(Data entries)
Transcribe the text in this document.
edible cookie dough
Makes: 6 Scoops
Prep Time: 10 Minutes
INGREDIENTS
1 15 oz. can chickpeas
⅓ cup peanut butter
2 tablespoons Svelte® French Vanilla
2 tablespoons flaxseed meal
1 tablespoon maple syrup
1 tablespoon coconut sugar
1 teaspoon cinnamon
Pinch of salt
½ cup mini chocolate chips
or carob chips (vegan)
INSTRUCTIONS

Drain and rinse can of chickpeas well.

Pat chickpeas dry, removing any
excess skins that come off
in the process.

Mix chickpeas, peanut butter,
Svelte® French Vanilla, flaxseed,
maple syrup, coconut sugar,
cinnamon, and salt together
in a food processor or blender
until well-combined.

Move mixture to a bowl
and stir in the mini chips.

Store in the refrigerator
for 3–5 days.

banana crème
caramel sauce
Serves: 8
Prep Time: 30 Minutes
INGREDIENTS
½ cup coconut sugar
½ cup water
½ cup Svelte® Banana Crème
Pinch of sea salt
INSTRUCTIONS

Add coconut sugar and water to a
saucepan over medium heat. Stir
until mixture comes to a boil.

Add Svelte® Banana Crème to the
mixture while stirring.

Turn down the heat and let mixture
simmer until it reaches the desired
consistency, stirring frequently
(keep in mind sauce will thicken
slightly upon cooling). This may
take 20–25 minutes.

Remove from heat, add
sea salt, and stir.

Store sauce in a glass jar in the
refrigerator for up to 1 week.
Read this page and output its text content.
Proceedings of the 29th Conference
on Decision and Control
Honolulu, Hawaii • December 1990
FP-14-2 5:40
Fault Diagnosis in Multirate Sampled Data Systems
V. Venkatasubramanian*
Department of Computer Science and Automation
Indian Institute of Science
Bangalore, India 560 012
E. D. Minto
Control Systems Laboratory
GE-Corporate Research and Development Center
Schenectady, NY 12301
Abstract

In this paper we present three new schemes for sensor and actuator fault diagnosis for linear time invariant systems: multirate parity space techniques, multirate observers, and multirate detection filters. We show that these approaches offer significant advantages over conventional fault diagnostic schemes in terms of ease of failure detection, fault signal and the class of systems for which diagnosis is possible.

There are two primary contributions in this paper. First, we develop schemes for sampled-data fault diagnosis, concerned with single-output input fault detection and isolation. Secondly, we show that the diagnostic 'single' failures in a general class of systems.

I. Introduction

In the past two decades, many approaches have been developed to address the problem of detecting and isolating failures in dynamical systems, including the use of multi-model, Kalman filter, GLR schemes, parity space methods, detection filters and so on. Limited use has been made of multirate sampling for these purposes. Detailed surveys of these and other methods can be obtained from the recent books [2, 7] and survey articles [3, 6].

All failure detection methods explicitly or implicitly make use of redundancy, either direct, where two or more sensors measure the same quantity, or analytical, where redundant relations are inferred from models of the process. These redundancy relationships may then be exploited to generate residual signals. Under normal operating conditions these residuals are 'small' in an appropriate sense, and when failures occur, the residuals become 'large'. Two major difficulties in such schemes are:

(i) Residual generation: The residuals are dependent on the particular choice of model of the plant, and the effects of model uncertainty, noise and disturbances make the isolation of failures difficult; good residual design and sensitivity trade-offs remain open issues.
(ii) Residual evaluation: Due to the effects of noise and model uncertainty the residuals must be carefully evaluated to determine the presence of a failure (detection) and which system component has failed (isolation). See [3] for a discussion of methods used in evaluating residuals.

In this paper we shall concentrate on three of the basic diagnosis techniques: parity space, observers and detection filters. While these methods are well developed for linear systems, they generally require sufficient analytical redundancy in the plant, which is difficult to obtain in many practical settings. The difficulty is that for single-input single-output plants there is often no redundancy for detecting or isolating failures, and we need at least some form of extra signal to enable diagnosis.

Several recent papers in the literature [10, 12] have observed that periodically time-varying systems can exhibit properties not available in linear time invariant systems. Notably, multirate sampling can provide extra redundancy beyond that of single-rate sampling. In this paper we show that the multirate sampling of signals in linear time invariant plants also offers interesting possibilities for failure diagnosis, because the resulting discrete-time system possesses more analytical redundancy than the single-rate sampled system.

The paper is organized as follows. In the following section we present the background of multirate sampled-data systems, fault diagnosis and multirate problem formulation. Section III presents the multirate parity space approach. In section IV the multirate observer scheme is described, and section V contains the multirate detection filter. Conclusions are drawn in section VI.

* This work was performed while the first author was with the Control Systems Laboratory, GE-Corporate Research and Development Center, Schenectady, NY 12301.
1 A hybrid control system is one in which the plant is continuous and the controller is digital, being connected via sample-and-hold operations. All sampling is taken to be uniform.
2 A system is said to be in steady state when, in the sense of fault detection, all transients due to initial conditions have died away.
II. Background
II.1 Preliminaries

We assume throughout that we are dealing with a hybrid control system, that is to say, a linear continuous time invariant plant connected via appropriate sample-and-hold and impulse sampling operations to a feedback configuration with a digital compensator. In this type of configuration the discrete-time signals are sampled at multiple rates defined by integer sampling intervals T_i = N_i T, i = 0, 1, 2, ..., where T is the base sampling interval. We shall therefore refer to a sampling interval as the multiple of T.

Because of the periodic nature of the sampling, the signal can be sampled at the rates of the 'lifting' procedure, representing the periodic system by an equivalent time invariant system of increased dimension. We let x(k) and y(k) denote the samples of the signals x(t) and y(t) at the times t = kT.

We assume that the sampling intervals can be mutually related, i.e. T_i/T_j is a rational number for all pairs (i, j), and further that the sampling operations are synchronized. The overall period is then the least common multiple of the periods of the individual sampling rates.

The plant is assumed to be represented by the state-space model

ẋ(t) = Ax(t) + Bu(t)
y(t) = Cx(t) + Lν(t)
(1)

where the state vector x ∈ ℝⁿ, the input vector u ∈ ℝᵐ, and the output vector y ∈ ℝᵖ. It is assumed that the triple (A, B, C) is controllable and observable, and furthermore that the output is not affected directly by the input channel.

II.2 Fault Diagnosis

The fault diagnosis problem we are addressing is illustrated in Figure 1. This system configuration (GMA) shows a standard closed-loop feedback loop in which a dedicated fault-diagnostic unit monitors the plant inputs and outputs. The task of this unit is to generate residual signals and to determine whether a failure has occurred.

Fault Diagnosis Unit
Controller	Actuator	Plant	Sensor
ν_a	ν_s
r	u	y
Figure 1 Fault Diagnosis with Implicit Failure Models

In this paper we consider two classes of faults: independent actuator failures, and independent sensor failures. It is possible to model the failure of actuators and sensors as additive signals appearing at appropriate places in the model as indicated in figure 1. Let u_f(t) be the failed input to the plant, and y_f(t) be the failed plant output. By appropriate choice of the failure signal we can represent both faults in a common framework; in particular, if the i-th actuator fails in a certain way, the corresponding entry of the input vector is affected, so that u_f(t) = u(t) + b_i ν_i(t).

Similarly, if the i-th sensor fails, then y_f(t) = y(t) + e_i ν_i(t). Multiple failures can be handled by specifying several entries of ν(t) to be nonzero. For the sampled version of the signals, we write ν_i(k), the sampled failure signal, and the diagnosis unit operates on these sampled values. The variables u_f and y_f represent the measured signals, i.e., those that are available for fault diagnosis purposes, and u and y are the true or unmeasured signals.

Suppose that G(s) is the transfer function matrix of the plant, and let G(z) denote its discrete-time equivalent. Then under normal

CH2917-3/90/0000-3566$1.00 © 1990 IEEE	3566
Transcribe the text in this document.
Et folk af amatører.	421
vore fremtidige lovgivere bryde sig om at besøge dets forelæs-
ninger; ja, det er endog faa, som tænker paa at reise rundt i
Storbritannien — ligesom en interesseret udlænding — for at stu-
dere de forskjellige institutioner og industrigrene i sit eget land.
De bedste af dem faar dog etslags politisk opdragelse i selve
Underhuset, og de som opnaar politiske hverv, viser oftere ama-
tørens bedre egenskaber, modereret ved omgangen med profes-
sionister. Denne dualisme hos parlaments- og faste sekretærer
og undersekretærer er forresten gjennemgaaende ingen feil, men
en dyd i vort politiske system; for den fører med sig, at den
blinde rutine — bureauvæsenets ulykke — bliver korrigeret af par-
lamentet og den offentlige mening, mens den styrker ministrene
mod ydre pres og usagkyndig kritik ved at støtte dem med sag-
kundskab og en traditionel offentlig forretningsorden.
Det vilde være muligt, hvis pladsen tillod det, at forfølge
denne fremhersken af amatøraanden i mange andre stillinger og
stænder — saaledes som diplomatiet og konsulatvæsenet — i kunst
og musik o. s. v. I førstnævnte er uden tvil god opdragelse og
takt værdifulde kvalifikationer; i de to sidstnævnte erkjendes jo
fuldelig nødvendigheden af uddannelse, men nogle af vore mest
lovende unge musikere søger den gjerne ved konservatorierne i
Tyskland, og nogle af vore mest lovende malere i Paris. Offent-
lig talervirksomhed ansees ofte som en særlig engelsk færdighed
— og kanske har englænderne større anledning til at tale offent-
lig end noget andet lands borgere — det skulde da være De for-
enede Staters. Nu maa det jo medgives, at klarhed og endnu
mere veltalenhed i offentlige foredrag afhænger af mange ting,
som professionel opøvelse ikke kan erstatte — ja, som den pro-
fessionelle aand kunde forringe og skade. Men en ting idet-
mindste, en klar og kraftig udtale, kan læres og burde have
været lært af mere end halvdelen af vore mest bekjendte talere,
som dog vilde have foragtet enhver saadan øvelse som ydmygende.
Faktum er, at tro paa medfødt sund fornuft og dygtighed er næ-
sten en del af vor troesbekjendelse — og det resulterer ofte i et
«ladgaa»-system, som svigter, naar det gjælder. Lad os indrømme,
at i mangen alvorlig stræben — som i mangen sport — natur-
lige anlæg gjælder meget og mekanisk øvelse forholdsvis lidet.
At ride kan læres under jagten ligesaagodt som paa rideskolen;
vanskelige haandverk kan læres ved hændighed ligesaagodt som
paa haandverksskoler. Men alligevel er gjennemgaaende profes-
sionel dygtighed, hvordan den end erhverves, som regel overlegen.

## Problem statement
Compute how many lines include the string "butter", then give that number by itself.

## Exercise answer
2